§ **Task to carry out**: Copy all lines of the listing that include the string "Juma".

§ **Dataset extract**:
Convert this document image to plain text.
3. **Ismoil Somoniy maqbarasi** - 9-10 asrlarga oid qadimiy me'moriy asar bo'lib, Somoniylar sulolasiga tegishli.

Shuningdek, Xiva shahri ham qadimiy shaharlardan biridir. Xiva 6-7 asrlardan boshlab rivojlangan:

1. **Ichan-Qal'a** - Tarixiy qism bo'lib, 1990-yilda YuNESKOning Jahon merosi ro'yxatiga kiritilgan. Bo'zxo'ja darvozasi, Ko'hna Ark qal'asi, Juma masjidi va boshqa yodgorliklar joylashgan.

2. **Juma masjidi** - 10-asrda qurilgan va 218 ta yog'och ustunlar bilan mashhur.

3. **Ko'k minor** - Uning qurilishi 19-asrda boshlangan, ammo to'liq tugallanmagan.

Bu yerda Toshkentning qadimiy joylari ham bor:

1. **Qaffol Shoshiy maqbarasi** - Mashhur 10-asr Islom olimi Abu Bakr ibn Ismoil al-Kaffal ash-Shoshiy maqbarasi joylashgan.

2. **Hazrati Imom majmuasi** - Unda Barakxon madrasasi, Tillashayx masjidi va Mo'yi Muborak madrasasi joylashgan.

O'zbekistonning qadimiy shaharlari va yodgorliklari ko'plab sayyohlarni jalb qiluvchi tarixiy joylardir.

§ **Task result**:
1. **Ichan-Qal'a** - Tarixiy qism bo'lib, 1990-yilda YuNESKOning Jahon merosi ro'yxatiga kiritilgan. Bo'zxo'ja darvozasi, Ko'hna Ark qal'asi, Juma masjidi va boshqa yodgorliklar joylashgan.
2. **Juma masjidi** - 10-asrda qurilgan va 218 ta yog'och ustunlar bilan mashhur.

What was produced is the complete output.